## PROBLEM STATEMENT
Track down the lines that contain "December" and copy them.

....

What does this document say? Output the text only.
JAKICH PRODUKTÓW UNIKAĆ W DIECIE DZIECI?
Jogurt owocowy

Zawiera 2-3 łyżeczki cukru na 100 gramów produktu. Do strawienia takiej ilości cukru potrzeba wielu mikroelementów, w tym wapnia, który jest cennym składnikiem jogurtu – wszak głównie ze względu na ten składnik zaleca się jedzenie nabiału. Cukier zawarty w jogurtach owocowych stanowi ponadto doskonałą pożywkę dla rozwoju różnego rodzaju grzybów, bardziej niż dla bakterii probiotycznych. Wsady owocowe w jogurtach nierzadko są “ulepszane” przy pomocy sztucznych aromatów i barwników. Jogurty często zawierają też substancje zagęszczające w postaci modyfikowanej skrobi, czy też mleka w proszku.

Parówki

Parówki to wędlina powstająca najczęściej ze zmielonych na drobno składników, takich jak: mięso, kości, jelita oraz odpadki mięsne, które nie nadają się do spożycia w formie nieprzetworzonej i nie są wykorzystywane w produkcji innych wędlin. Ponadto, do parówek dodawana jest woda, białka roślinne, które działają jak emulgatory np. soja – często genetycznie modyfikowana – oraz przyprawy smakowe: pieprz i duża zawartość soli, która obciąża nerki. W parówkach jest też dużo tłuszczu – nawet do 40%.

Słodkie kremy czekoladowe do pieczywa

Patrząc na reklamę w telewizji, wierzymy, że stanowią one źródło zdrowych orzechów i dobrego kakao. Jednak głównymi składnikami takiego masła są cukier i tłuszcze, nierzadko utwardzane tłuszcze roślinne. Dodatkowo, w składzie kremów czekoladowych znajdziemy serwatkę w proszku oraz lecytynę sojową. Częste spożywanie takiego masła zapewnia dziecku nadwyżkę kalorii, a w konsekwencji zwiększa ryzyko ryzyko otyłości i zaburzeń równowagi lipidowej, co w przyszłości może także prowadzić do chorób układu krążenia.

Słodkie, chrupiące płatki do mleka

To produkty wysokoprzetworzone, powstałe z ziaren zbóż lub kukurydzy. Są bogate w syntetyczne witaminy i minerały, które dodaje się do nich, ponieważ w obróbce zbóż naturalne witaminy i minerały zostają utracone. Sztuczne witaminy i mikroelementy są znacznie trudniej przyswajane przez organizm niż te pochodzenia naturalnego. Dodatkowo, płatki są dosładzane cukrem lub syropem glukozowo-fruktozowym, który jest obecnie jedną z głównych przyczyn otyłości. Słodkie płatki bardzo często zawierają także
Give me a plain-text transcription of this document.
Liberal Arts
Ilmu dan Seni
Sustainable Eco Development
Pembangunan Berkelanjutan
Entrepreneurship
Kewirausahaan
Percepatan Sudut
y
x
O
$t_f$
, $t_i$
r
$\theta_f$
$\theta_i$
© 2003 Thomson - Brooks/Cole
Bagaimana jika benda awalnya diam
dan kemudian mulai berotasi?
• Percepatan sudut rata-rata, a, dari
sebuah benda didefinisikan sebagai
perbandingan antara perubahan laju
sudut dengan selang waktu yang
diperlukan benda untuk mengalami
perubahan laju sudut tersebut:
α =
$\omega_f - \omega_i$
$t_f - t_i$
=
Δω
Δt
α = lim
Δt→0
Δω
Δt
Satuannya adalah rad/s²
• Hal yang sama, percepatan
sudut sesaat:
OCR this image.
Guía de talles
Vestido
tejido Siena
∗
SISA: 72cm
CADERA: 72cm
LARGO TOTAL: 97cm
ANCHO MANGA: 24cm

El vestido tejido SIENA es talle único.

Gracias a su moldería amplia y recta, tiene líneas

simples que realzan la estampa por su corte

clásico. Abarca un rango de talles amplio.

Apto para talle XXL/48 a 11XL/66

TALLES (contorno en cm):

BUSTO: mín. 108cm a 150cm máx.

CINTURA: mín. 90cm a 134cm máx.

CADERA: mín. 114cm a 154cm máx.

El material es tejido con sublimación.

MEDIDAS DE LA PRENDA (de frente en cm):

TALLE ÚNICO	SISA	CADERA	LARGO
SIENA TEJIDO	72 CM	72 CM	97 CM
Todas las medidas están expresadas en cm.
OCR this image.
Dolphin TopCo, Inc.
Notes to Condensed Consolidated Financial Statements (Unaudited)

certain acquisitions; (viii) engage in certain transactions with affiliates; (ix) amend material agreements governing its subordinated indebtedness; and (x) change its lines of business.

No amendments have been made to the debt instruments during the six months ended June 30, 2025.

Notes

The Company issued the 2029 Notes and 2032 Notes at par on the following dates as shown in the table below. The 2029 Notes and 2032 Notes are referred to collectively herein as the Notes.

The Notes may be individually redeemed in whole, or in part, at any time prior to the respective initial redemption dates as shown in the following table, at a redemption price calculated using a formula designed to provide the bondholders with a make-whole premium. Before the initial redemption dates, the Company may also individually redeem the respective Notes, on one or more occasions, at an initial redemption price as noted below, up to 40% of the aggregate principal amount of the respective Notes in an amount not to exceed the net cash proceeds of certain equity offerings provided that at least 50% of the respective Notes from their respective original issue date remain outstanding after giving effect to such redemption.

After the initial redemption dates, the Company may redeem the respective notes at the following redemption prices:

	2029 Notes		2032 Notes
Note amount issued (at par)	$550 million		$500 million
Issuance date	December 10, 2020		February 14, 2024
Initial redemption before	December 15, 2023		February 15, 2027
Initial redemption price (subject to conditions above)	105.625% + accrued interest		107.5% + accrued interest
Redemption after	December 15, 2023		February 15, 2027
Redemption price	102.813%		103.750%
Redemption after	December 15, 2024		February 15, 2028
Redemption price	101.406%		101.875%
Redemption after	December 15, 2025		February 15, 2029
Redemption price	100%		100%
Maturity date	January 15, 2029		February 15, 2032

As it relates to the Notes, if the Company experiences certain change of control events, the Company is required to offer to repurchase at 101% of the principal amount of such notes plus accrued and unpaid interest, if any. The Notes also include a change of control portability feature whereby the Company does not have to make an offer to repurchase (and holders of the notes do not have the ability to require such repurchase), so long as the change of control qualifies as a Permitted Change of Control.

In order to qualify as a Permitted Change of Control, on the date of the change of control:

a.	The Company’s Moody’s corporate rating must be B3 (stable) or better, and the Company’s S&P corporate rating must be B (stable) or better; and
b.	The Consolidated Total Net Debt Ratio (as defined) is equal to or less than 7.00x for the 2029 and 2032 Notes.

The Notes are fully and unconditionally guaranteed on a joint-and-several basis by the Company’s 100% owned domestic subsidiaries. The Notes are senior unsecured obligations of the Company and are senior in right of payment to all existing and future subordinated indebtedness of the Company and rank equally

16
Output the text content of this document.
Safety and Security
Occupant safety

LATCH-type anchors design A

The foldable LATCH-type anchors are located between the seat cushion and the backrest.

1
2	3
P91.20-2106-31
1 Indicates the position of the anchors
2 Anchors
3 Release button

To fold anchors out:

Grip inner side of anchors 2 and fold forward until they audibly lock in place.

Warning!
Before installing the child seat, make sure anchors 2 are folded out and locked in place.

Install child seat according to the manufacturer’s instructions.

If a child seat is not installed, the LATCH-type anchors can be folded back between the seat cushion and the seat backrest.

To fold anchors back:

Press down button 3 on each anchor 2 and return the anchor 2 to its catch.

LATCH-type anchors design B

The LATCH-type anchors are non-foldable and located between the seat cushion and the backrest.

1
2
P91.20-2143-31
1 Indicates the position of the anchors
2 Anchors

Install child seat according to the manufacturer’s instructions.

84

....

## SOLUTION TO THIS EXERCISE
Issuance date	December 10, 2020		February 14, 2024
Initial redemption before	December 15, 2023		February 15, 2027
Redemption after	December 15, 2023		February 15, 2027
Redemption after	December 15, 2024		February 15, 2028
Redemption after	December 15, 2025		February 15, 2029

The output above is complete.